==== Raw records ====

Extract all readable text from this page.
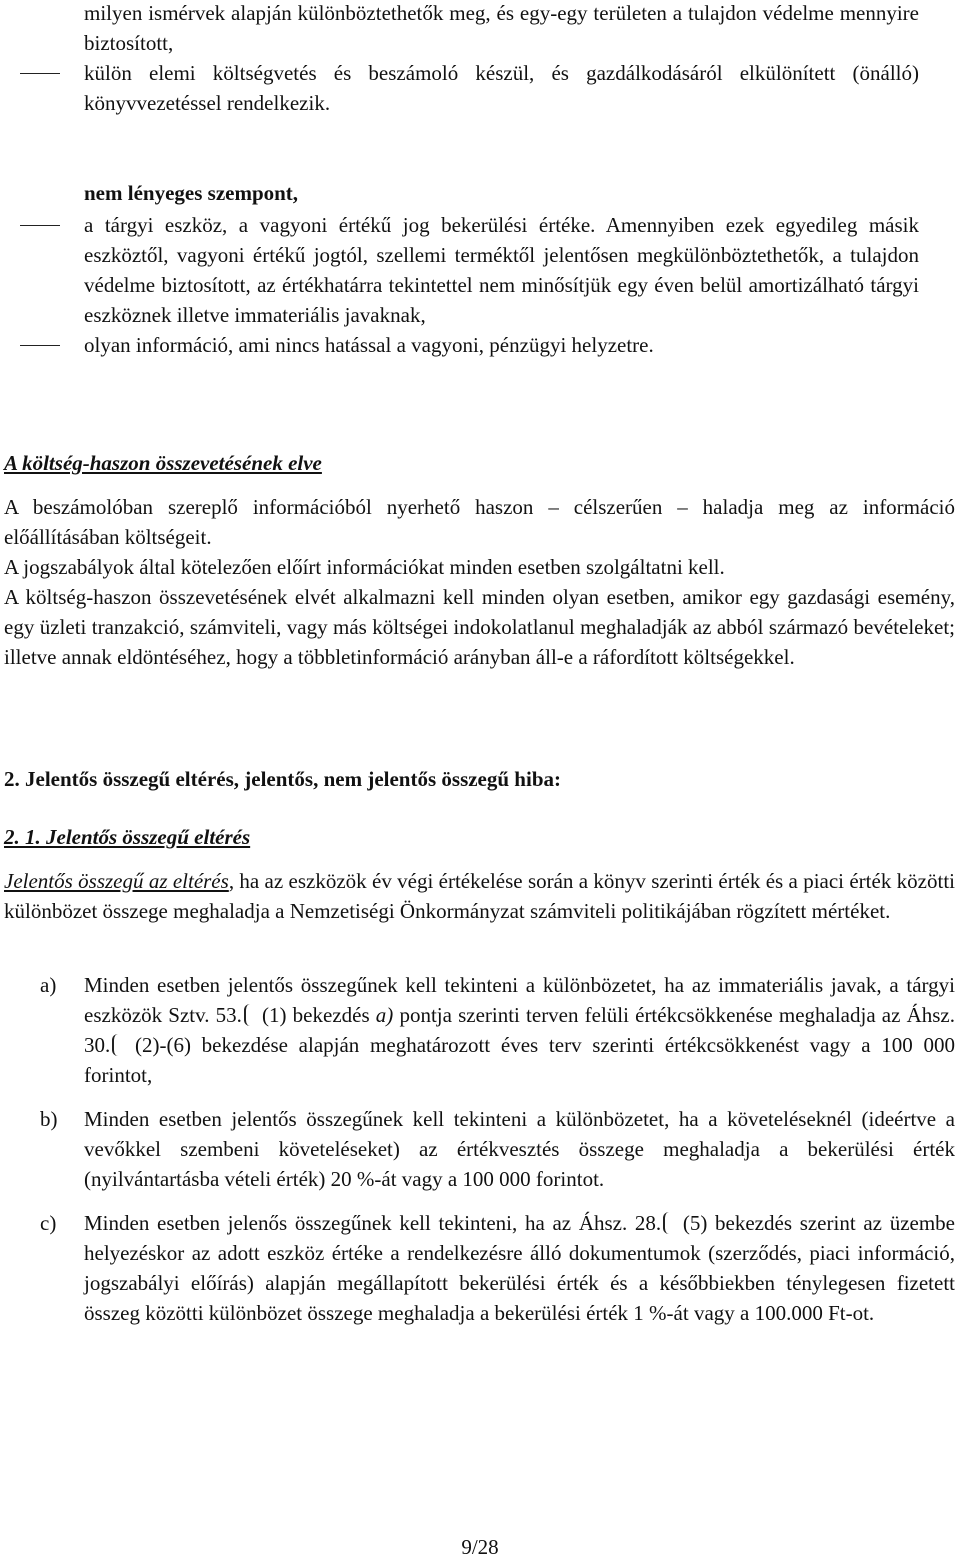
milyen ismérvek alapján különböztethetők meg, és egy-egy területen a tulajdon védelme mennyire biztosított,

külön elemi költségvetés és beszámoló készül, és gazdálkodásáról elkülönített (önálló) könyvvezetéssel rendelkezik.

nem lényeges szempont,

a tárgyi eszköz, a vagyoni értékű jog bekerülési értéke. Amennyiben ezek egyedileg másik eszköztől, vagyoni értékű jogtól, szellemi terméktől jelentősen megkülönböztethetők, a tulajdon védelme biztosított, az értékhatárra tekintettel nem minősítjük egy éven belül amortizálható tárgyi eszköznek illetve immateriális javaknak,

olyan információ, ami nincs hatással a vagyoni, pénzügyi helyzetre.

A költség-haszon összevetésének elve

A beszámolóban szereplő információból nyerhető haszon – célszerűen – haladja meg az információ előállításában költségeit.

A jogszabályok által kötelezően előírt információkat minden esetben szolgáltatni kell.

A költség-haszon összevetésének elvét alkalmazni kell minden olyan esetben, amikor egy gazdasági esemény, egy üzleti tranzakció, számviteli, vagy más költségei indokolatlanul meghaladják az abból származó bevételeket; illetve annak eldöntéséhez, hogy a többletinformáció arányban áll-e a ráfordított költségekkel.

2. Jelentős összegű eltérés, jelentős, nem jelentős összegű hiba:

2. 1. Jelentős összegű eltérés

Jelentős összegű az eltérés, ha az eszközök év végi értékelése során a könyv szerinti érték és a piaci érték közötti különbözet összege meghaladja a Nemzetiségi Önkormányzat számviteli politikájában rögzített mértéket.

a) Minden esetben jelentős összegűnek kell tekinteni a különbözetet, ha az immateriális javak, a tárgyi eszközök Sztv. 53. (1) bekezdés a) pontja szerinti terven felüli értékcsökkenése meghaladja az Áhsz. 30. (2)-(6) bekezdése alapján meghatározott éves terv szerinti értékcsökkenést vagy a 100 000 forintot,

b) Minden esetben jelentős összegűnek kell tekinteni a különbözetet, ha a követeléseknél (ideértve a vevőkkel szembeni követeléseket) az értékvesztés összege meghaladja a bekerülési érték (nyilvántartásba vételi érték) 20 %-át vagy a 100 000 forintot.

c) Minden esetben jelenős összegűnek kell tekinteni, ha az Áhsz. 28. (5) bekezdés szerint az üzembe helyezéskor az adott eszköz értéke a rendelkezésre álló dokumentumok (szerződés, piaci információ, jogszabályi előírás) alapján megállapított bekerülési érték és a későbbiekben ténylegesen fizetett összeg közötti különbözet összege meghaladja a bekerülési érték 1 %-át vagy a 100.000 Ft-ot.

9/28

====

Only the number is wanted: how many lines in the preceding entries hold the string "összevetésének"?

2